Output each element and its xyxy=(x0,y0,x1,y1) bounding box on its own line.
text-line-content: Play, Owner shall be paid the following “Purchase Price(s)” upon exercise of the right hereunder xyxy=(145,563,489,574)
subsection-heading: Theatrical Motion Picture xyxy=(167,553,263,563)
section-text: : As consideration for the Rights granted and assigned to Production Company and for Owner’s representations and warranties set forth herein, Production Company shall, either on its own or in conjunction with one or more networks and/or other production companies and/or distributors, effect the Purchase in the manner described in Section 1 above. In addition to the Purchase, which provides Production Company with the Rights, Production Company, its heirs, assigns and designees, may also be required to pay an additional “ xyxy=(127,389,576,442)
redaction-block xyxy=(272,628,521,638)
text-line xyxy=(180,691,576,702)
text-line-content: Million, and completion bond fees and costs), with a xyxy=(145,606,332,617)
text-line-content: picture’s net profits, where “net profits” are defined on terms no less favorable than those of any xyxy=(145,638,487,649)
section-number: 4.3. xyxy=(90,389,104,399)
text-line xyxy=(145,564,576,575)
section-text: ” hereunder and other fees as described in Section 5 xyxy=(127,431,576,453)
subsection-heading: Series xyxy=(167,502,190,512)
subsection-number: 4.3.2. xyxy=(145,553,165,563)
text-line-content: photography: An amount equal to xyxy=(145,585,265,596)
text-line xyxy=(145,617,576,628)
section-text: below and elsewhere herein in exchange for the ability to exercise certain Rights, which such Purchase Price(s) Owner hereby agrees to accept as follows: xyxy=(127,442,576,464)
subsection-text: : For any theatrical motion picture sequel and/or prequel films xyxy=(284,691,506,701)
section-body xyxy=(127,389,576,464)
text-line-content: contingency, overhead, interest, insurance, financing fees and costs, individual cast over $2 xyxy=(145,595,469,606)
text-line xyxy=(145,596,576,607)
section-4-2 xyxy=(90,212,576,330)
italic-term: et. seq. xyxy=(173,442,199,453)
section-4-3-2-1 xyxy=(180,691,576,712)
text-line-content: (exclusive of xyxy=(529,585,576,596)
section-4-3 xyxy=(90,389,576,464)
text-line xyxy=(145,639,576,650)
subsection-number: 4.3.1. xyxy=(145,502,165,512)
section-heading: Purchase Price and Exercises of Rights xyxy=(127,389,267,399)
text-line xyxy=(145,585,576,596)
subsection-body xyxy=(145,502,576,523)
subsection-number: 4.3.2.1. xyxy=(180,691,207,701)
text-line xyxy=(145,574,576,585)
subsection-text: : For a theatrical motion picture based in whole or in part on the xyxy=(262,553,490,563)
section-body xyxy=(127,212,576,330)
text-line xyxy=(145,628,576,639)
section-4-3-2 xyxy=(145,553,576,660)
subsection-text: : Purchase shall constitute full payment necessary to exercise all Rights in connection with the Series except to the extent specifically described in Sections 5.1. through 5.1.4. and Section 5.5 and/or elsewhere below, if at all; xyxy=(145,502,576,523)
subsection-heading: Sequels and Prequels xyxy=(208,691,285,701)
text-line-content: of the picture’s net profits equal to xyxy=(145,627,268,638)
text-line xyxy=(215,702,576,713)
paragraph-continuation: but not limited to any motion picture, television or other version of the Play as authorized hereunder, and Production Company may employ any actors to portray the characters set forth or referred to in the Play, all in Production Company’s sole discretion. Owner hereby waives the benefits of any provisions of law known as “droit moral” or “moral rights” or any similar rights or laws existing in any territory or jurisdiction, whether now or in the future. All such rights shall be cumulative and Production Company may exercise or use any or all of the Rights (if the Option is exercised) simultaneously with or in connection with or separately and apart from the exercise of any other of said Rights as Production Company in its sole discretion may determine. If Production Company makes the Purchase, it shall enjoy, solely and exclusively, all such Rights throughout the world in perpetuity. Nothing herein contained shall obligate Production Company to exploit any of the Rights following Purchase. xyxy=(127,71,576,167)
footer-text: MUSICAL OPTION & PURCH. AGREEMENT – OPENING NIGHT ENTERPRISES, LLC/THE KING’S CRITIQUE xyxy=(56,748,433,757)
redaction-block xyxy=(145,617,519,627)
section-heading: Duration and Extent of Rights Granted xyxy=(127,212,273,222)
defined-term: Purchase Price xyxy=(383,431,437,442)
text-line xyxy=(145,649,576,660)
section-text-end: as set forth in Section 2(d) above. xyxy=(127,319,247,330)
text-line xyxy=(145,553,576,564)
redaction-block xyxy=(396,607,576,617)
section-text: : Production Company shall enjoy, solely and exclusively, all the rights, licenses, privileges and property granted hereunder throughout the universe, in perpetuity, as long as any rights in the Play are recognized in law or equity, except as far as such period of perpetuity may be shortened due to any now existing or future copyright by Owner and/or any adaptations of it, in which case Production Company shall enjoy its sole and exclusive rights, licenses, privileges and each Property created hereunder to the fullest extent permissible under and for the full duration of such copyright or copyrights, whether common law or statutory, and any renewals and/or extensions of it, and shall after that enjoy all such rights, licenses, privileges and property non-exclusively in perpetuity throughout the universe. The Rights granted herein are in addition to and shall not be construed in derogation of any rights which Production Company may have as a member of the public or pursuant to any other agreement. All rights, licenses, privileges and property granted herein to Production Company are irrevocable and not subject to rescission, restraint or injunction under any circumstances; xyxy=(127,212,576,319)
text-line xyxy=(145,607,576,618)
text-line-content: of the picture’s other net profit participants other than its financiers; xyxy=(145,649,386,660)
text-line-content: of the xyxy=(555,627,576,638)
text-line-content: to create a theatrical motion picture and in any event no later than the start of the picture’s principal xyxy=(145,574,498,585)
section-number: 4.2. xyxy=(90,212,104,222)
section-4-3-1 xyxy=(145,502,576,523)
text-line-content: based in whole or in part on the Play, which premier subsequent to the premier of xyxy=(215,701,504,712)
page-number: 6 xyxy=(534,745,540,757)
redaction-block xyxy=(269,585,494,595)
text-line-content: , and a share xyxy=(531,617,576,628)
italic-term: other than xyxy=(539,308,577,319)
......
▶ DIRECTIONS FOR THIS TASK: Format the lines above as a JSON list of strings, one string per line, leaving out any blank lines.

▶ TASK RESULT:
[
  "Output each element and its xyxy=(x0,y0,x1,y1) bounding box on its own line.",
  "text-line-content: Play, Owner shall be paid the following “Purchase Price(s)” upon exercise of the right hereunder xyxy=(145,563,489,574)",
  "subsection-heading: Theatrical Motion Picture xyxy=(167,553,263,563)",
  "section-text: : As consideration for the Rights granted and assigned to Production Company and for Owner’s representations and warranties set forth herein, Production Company shall, either on its own or in conjunction with one or more networks and/or other production companies and/or distributors, effect the Purchase in the manner described in Section 1 above. In addition to the Purchase, which provides Production Company with the Rights, Production Company, its heirs, assigns and designees, may also be required to pay an additional “ xyxy=(127,389,576,442)",
  "redaction-block xyxy=(272,628,521,638)",
  "text-line xyxy=(180,691,576,702)",
  "text-line-content: Million, and completion bond fees and costs), with a xyxy=(145,606,332,617)",
  "text-line-content: picture’s net profits, where “net profits” are defined on terms no less favorable than those of any xyxy=(145,638,487,649)",
  "section-number: 4.3. xyxy=(90,389,104,399)",
  "text-line xyxy=(145,564,576,575)",
  "section-text: ” hereunder and other fees as described in Section 5 xyxy=(127,431,576,453)",
  "subsection-heading: Series xyxy=(167,502,190,512)",
  "subsection-number: 4.3.2. xyxy=(145,553,165,563)",
  "text-line-content: photography: An amount equal to xyxy=(145,585,265,596)",
  "text-line xyxy=(145,617,576,628)",
  "section-text: below and elsewhere herein in exchange for the ability to exercise certain Rights, which such Purchase Price(s) Owner hereby agrees to accept as follows: xyxy=(127,442,576,464)",
  "subsection-text: : For any theatrical motion picture sequel and/or prequel films xyxy=(284,691,506,701)",
  "section-body xyxy=(127,389,576,464)",
  "text-line-content: contingency, overhead, interest, insurance, financing fees and costs, individual cast over $2 xyxy=(145,595,469,606)",
  "text-line xyxy=(145,596,576,607)",
  "section-4-2 xyxy=(90,212,576,330)",
  "italic-term: et. seq. xyxy=(173,442,199,453)",
  "section-4-3-2-1 xyxy=(180,691,576,712)",
  "text-line-content: (exclusive of xyxy=(529,585,576,596)",
  "section-4-3 xyxy=(90,389,576,464)",
  "text-line xyxy=(145,639,576,650)",
  "subsection-number: 4.3.1. xyxy=(145,502,165,512)",
  "section-heading: Purchase Price and Exercises of Rights xyxy=(127,389,267,399)",
  "text-line xyxy=(145,585,576,596)",
  "subsection-body xyxy=(145,502,576,523)",
  "subsection-number: 4.3.2.1. xyxy=(180,691,207,701)",
  "text-line xyxy=(145,574,576,585)",
  "subsection-text: : For a theatrical motion picture based in whole or in part on the xyxy=(262,553,490,563)",
  "section-body xyxy=(127,212,576,330)",
  "text-line xyxy=(145,628,576,639)",
  "section-4-3-2 xyxy=(145,553,576,660)",
  "subsection-text: : Purchase shall constitute full payment necessary to exercise all Rights in connection with the Series except to the extent specifically described in Sections 5.1. through 5.1.4. and Section 5.5 and/or elsewhere below, if at all; xyxy=(145,502,576,523)",
  "subsection-heading: Sequels and Prequels xyxy=(208,691,285,701)",
  "text-line-content: of the picture’s net profits equal to xyxy=(145,627,268,638)",
  "text-line xyxy=(215,702,576,713)",
  "paragraph-continuation: but not limited to any motion picture, television or other version of the Play as authorized hereunder, and Production Company may employ any actors to portray the characters set forth or referred to in the Play, all in Production Company’s sole discretion. Owner hereby waives the benefits of any provisions of law known as “droit moral” or “moral rights” or any similar rights or laws existing in any territory or jurisdiction, whether now or in the future. All such rights shall be cumulative and Production Company may exercise or use any or all of the Rights (if the Option is exercised) simultaneously with or in connection with or separately and apart from the exercise of any other of said Rights as Production Company in its sole discretion may determine. If Production Company makes the Purchase, it shall enjoy, solely and exclusively, all such Rights throughout the world in perpetuity. Nothing herein contained shall obligate Production Company to exploit any of the Rights following Purchase. xyxy=(127,71,576,167)",
  "footer-text: MUSICAL OPTION & PURCH. AGREEMENT – OPENING NIGHT ENTERPRISES, LLC/THE KING’S CRITIQUE xyxy=(56,748,433,757)",
  "redaction-block xyxy=(145,617,519,627)",
  "section-heading: Duration and Extent of Rights Granted xyxy=(127,212,273,222)",
  "defined-term: Purchase Price xyxy=(383,431,437,442)",
  "text-line xyxy=(145,649,576,660)",
  "section-text-end: as set forth in Section 2(d) above. xyxy=(127,319,247,330)",
  "text-line xyxy=(145,553,576,564)",
  "redaction-block xyxy=(396,607,576,617)",
  "section-text: : Production Company shall enjoy, solely and exclusively, all the rights, licenses, privileges and property granted hereunder throughout the universe, in perpetuity, as long as any rights in the Play are recognized in law or equity, except as far as such period of perpetuity may be shortened due to any now existing or future copyright by Owner and/or any adaptations of it, in which case Production Company shall enjoy its sole and exclusive rights, licenses, privileges and each Property created hereunder to the fullest extent permissible under and for the full duration of such copyright or copyrights, whether common law or statutory, and any renewals and/or extensions of it, and shall after that enjoy all such rights, licenses, privileges and property non-exclusively in perpetuity throughout the universe. The Rights granted herein are in addition to and shall not be construed in derogation of any rights which Production Company may have as a member of the public or pursuant to any other agreement. All rights, licenses, privileges and property granted herein to Production Company are irrevocable and not subject to rescission, restraint or injunction under any circumstances; xyxy=(127,212,576,319)",
  "text-line xyxy=(145,607,576,618)",
  "text-line-content: of the picture’s other net profit participants other than its financiers; xyxy=(145,649,386,660)",
  "text-line-content: of the xyxy=(555,627,576,638)",
  "text-line-content: to create a theatrical motion picture and in any event no later than the start of the picture’s principal xyxy=(145,574,498,585)",
  "section-number: 4.2. xyxy=(90,212,104,222)",
  "section-4-3-1 xyxy=(145,502,576,523)",
  "text-line-content: based in whole or in part on the Play, which premier subsequent to the premier of xyxy=(215,701,504,712)",
  "page-number: 6 xyxy=(534,745,540,757)",
  "redaction-block xyxy=(269,585,494,595)",
  "text-line-content: , and a share xyxy=(531,617,576,628)",
  "italic-term: other than xyxy=(539,308,577,319)"
]